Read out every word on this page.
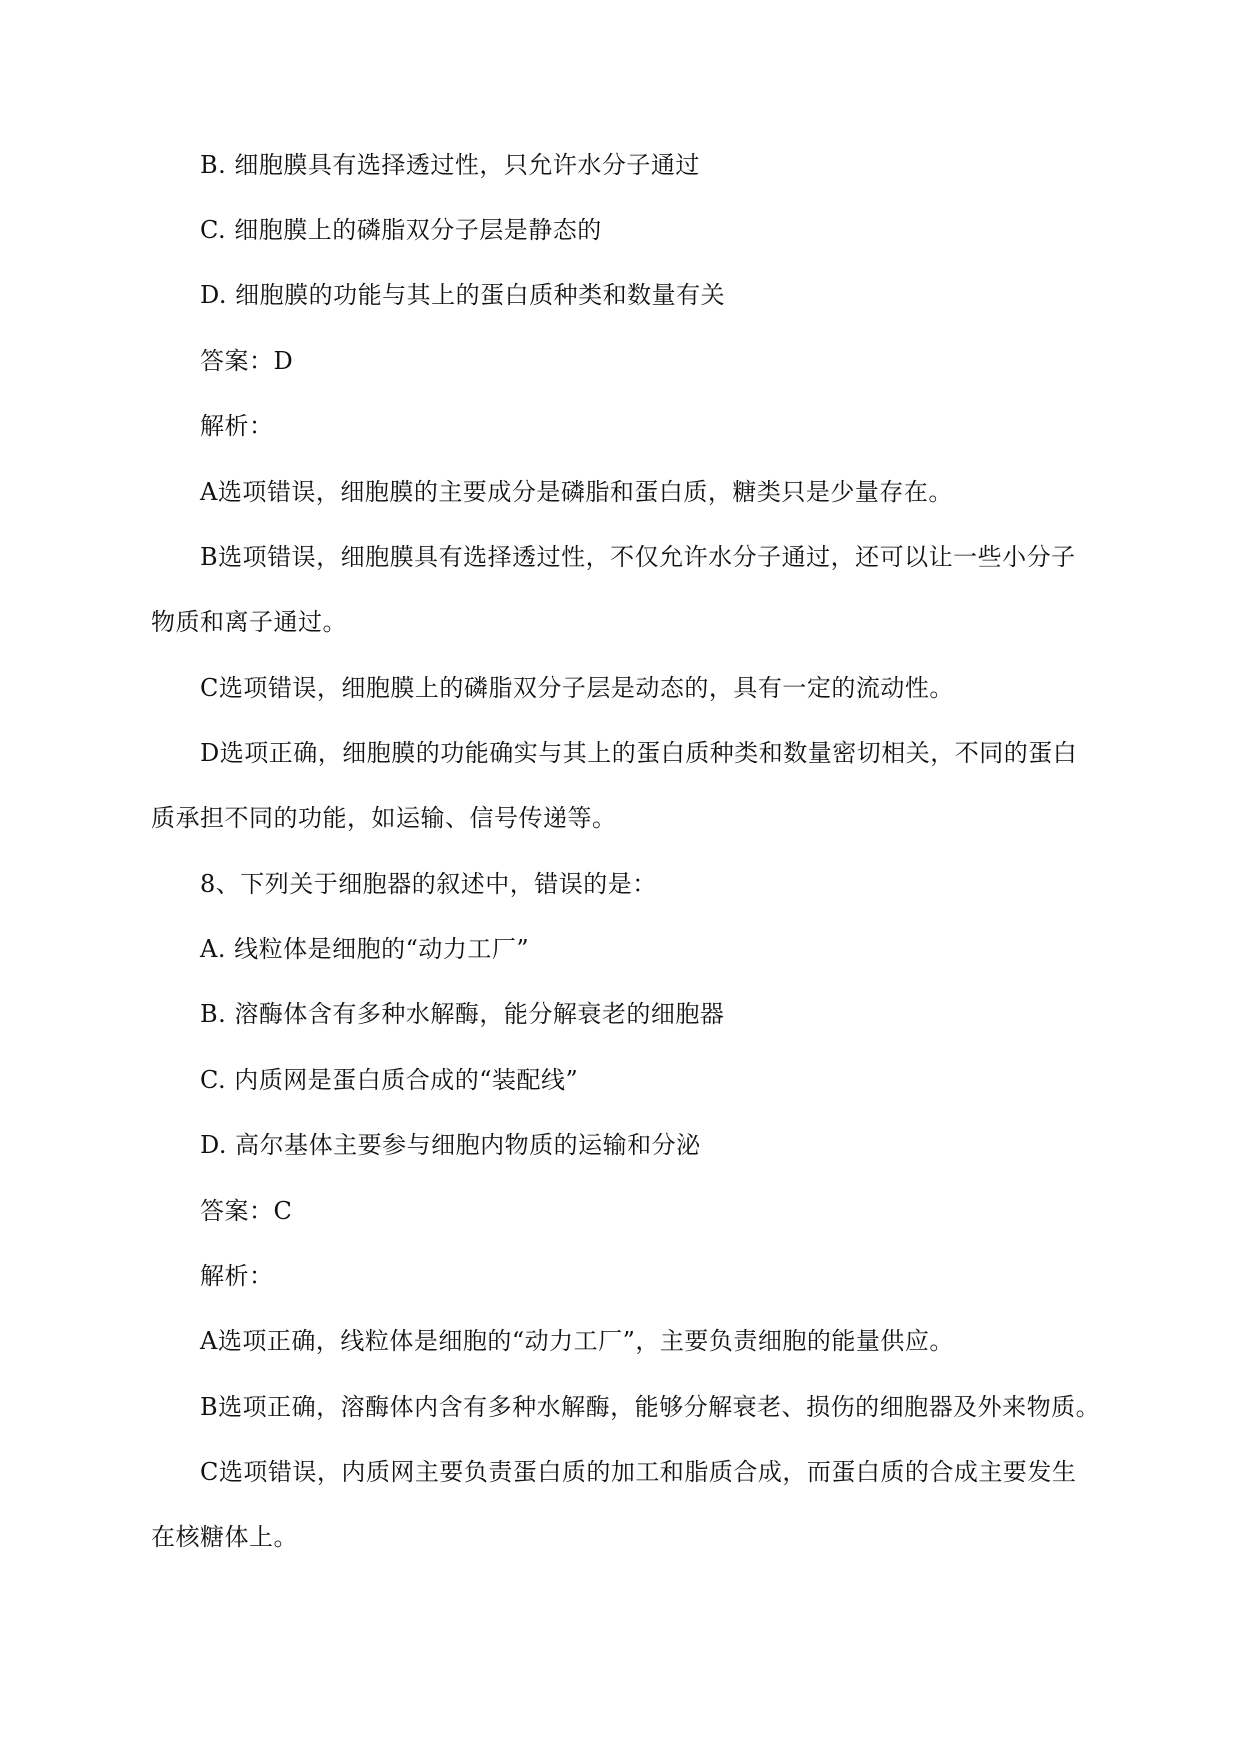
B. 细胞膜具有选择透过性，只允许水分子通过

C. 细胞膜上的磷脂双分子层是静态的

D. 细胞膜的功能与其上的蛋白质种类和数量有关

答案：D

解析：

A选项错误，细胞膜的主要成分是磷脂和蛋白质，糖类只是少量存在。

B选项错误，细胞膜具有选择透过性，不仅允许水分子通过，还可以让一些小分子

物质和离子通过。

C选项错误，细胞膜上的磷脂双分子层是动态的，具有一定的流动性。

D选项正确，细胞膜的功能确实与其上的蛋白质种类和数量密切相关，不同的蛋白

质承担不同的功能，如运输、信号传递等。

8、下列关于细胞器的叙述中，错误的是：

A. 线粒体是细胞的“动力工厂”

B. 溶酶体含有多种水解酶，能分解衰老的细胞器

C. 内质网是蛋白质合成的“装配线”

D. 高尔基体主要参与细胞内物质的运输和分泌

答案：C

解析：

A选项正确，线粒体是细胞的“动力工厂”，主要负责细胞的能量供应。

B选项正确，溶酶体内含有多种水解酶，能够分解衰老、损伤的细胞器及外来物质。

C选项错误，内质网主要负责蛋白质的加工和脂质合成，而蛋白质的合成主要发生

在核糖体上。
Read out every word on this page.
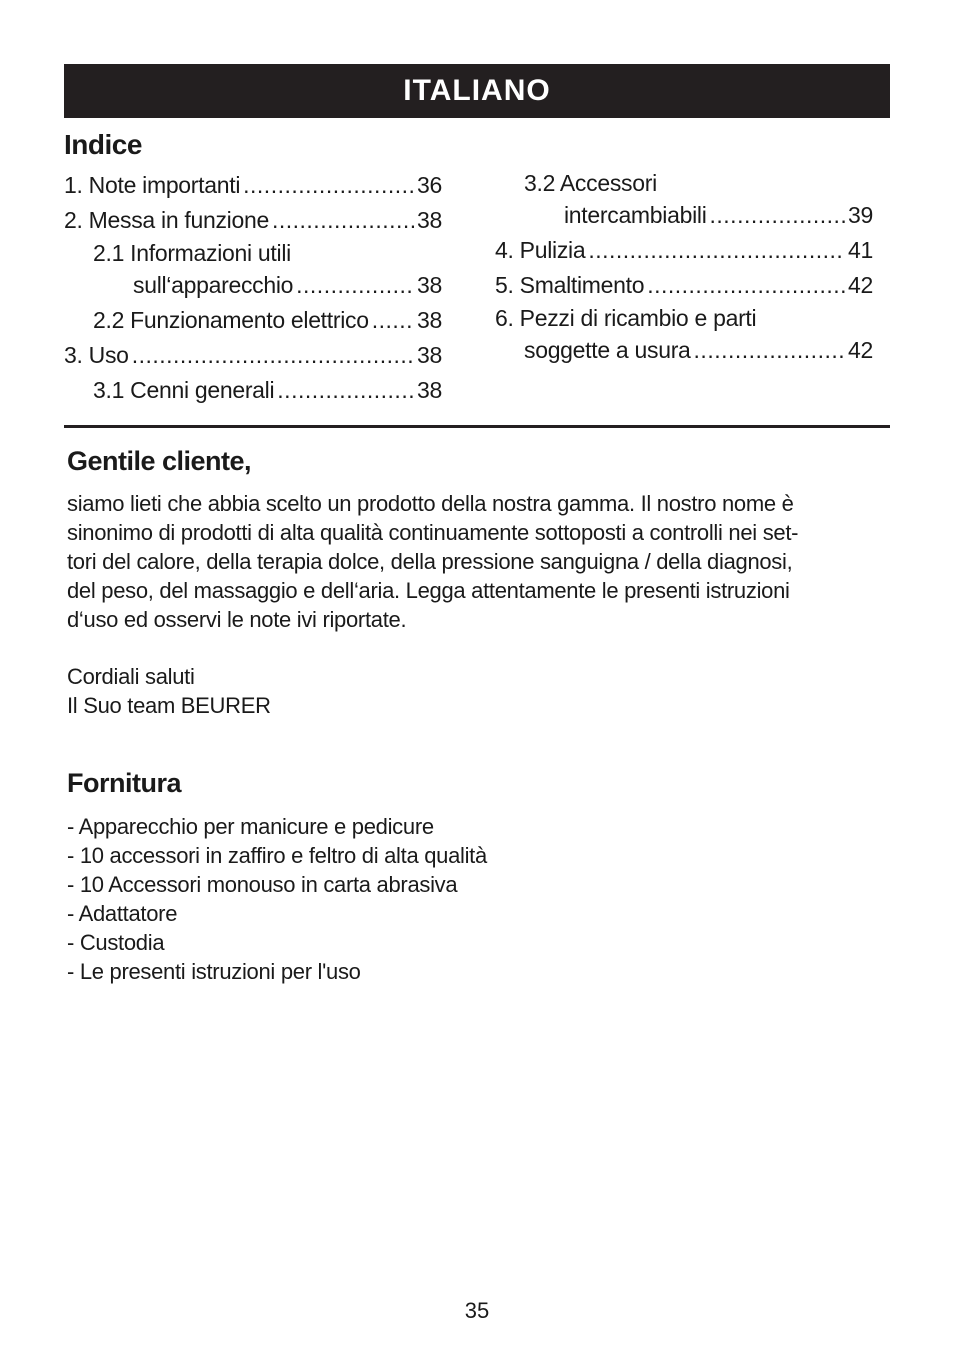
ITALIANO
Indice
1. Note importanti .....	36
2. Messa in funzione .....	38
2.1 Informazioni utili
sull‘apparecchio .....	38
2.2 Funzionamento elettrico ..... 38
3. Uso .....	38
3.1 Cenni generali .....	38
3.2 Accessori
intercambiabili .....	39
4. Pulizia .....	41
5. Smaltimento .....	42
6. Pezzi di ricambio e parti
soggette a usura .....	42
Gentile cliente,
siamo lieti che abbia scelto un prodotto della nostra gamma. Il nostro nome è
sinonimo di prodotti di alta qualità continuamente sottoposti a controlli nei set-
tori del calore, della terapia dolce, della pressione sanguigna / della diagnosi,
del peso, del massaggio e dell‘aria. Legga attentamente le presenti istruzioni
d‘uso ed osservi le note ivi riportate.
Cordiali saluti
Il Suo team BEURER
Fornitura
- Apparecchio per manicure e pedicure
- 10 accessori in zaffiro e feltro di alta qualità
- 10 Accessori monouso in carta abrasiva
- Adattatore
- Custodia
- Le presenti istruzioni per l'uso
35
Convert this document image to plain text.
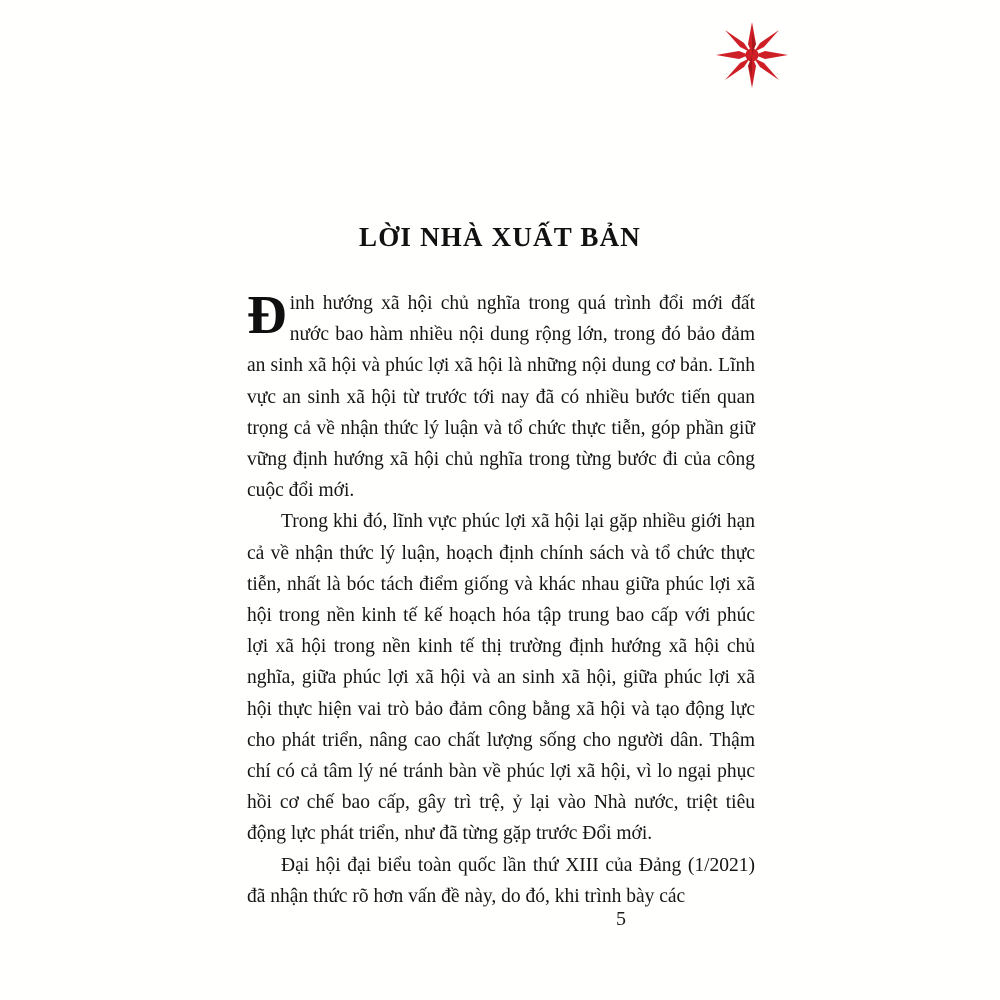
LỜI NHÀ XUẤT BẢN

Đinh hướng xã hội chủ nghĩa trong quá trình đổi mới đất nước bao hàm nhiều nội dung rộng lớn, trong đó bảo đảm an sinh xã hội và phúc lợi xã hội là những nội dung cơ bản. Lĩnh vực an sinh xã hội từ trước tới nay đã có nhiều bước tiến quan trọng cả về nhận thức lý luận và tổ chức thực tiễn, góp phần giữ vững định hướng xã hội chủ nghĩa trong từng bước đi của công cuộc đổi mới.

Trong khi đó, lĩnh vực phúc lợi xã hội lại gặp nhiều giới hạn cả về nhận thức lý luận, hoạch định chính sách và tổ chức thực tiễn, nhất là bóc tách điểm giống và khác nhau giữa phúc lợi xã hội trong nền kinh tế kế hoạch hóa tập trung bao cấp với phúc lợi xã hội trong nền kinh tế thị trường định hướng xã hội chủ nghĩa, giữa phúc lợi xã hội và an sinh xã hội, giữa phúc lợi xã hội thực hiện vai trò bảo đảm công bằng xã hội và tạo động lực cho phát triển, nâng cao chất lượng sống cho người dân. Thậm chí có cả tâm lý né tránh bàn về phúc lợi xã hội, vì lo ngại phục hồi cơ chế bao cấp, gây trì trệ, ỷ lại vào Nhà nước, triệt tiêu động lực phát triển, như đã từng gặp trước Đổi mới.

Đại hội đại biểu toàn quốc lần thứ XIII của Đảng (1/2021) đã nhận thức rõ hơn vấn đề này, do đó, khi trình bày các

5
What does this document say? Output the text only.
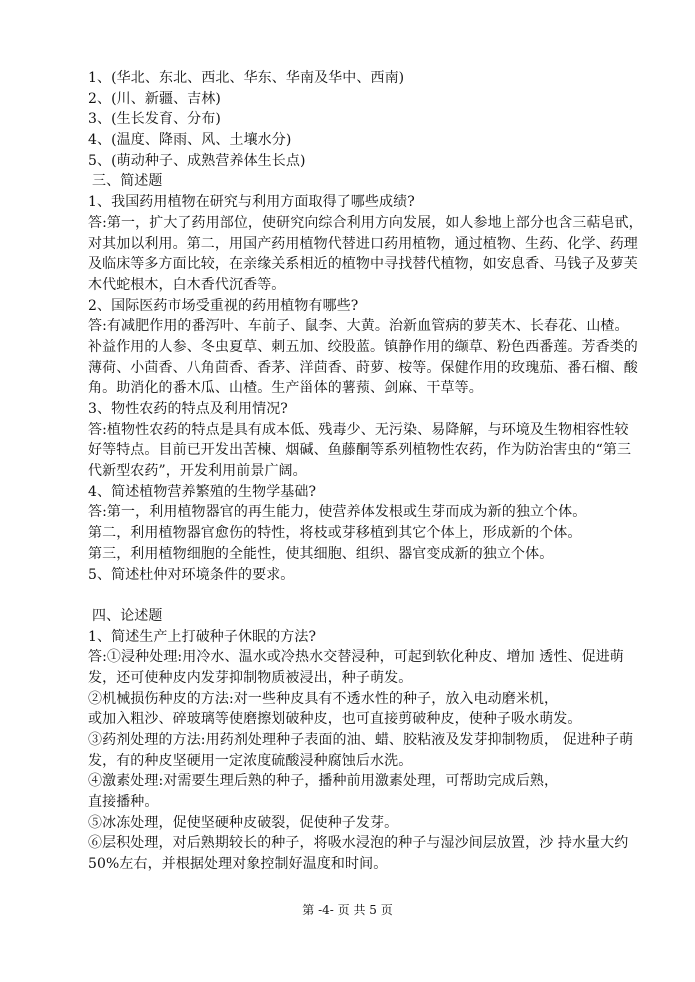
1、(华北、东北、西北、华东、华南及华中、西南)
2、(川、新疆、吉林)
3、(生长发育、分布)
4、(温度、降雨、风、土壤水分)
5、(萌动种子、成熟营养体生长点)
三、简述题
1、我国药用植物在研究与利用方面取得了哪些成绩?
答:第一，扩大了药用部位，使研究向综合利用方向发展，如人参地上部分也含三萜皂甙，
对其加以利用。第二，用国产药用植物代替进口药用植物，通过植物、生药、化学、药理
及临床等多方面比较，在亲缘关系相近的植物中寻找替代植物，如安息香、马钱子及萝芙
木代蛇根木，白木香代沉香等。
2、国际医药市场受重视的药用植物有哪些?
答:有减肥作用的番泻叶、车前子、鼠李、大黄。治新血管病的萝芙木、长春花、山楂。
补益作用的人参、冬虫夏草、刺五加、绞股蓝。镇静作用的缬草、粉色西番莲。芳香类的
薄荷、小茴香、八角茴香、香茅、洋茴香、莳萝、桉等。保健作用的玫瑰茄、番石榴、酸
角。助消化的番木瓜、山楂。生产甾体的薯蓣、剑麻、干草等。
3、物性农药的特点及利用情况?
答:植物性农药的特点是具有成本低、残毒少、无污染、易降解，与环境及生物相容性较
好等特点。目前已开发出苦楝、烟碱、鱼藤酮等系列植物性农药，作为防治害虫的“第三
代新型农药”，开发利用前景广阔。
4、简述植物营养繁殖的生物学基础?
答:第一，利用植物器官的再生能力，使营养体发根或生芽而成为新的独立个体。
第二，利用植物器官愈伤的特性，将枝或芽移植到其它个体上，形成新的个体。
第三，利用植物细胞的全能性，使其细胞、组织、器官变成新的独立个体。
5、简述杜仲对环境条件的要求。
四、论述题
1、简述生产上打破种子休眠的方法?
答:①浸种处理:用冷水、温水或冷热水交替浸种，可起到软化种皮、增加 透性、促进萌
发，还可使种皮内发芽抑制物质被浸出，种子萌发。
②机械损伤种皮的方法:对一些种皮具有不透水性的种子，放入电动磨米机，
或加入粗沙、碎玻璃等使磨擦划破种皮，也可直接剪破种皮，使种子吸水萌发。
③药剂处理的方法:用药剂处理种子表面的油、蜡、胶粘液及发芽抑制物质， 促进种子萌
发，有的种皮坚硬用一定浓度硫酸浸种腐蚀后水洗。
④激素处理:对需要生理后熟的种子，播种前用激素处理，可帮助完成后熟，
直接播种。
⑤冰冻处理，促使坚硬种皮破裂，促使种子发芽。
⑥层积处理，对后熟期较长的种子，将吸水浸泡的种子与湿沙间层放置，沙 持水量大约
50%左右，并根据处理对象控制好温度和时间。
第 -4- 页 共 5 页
——————————
-- PROBLEM STATEMENT --
From the records given above, reproduce all text exactly and exclude each picture.

-- TASK ANSWER --
Read out every word on this page.
B. 细胞膜具有选择透过性，只允许水分子通过

C. 细胞膜上的磷脂双分子层是静态的

D. 细胞膜的功能与其上的蛋白质种类和数量有关

答案：D

解析：

A选项错误，细胞膜的主要成分是磷脂和蛋白质，糖类只是少量存在。

B选项错误，细胞膜具有选择透过性，不仅允许水分子通过，还可以让一些小分子

物质和离子通过。

C选项错误，细胞膜上的磷脂双分子层是动态的，具有一定的流动性。

D选项正确，细胞膜的功能确实与其上的蛋白质种类和数量密切相关，不同的蛋白

质承担不同的功能，如运输、信号传递等。

8、下列关于细胞器的叙述中，错误的是：

A. 线粒体是细胞的“动力工厂”

B. 溶酶体含有多种水解酶，能分解衰老的细胞器

C. 内质网是蛋白质合成的“装配线”

D. 高尔基体主要参与细胞内物质的运输和分泌

答案：C

解析：

A选项正确，线粒体是细胞的“动力工厂”，主要负责细胞的能量供应。

B选项正确，溶酶体内含有多种水解酶，能够分解衰老、损伤的细胞器及外来物质。

C选项错误，内质网主要负责蛋白质的加工和脂质合成，而蛋白质的合成主要发生

在核糖体上。
Read out every word on this page.
ITALIANO
Indice
1. Note importanti .....	36
2. Messa in funzione .....	38
2.1 Informazioni utili
sull‘apparecchio .....	38
2.2 Funzionamento elettrico ..... 38
3. Uso .....	38
3.1 Cenni generali .....	38
3.2 Accessori
intercambiabili .....	39
4. Pulizia .....	41
5. Smaltimento .....	42
6. Pezzi di ricambio e parti
soggette a usura .....	42
Gentile cliente,
siamo lieti che abbia scelto un prodotto della nostra gamma. Il nostro nome è
sinonimo di prodotti di alta qualità continuamente sottoposti a controlli nei set-
tori del calore, della terapia dolce, della pressione sanguigna / della diagnosi,
del peso, del massaggio e dell‘aria. Legga attentamente le presenti istruzioni
d‘uso ed osservi le note ivi riportate.
Cordiali saluti
Il Suo team BEURER
Fornitura
- Apparecchio per manicure e pedicure
- 10 accessori in zaffiro e feltro di alta qualità
- 10 Accessori monouso in carta abrasiva
- Adattatore
- Custodia
- Le presenti istruzioni per l'uso
35
Convert this document image to plain text.
LỜI NHÀ XUẤT BẢN

Đinh hướng xã hội chủ nghĩa trong quá trình đổi mới đất nước bao hàm nhiều nội dung rộng lớn, trong đó bảo đảm an sinh xã hội và phúc lợi xã hội là những nội dung cơ bản. Lĩnh vực an sinh xã hội từ trước tới nay đã có nhiều bước tiến quan trọng cả về nhận thức lý luận và tổ chức thực tiễn, góp phần giữ vững định hướng xã hội chủ nghĩa trong từng bước đi của công cuộc đổi mới.

Trong khi đó, lĩnh vực phúc lợi xã hội lại gặp nhiều giới hạn cả về nhận thức lý luận, hoạch định chính sách và tổ chức thực tiễn, nhất là bóc tách điểm giống và khác nhau giữa phúc lợi xã hội trong nền kinh tế kế hoạch hóa tập trung bao cấp với phúc lợi xã hội trong nền kinh tế thị trường định hướng xã hội chủ nghĩa, giữa phúc lợi xã hội và an sinh xã hội, giữa phúc lợi xã hội thực hiện vai trò bảo đảm công bằng xã hội và tạo động lực cho phát triển, nâng cao chất lượng sống cho người dân. Thậm chí có cả tâm lý né tránh bàn về phúc lợi xã hội, vì lo ngại phục hồi cơ chế bao cấp, gây trì trệ, ỷ lại vào Nhà nước, triệt tiêu động lực phát triển, như đã từng gặp trước Đổi mới.

Đại hội đại biểu toàn quốc lần thứ XIII của Đảng (1/2021) đã nhận thức rõ hơn vấn đề này, do đó, khi trình bày các

5
What does this document say? Output the text only.
1、(华北、东北、西北、华东、华南及华中、西南)
2、(川、新疆、吉林)
3、(生长发育、分布)
4、(温度、降雨、风、土壤水分)
5、(萌动种子、成熟营养体生长点)
三、简述题
1、我国药用植物在研究与利用方面取得了哪些成绩?
答:第一，扩大了药用部位，使研究向综合利用方向发展，如人参地上部分也含三萜皂甙，
对其加以利用。第二，用国产药用植物代替进口药用植物，通过植物、生药、化学、药理
及临床等多方面比较，在亲缘关系相近的植物中寻找替代植物，如安息香、马钱子及萝芙
木代蛇根木，白木香代沉香等。
2、国际医药市场受重视的药用植物有哪些?
答:有减肥作用的番泻叶、车前子、鼠李、大黄。治新血管病的萝芙木、长春花、山楂。
补益作用的人参、冬虫夏草、刺五加、绞股蓝。镇静作用的缬草、粉色西番莲。芳香类的
薄荷、小茴香、八角茴香、香茅、洋茴香、莳萝、桉等。保健作用的玫瑰茄、番石榴、酸
角。助消化的番木瓜、山楂。生产甾体的薯蓣、剑麻、干草等。
3、物性农药的特点及利用情况?
答:植物性农药的特点是具有成本低、残毒少、无污染、易降解，与环境及生物相容性较
好等特点。目前已开发出苦楝、烟碱、鱼藤酮等系列植物性农药，作为防治害虫的“第三
代新型农药”，开发利用前景广阔。
4、简述植物营养繁殖的生物学基础?
答:第一，利用植物器官的再生能力，使营养体发根或生芽而成为新的独立个体。
第二，利用植物器官愈伤的特性，将枝或芽移植到其它个体上，形成新的个体。
第三，利用植物细胞的全能性，使其细胞、组织、器官变成新的独立个体。
5、简述杜仲对环境条件的要求。
四、论述题
1、简述生产上打破种子休眠的方法?
答:①浸种处理:用冷水、温水或冷热水交替浸种，可起到软化种皮、增加 透性、促进萌
发，还可使种皮内发芽抑制物质被浸出，种子萌发。
②机械损伤种皮的方法:对一些种皮具有不透水性的种子，放入电动磨米机，
或加入粗沙、碎玻璃等使磨擦划破种皮，也可直接剪破种皮，使种子吸水萌发。
③药剂处理的方法:用药剂处理种子表面的油、蜡、胶粘液及发芽抑制物质， 促进种子萌
发，有的种皮坚硬用一定浓度硫酸浸种腐蚀后水洗。
④激素处理:对需要生理后熟的种子，播种前用激素处理，可帮助完成后熟，
直接播种。
⑤冰冻处理，促使坚硬种皮破裂，促使种子发芽。
⑥层积处理，对后熟期较长的种子，将吸水浸泡的种子与湿沙间层放置，沙 持水量大约
50%左右，并根据处理对象控制好温度和时间。
第 -4- 页 共 5 页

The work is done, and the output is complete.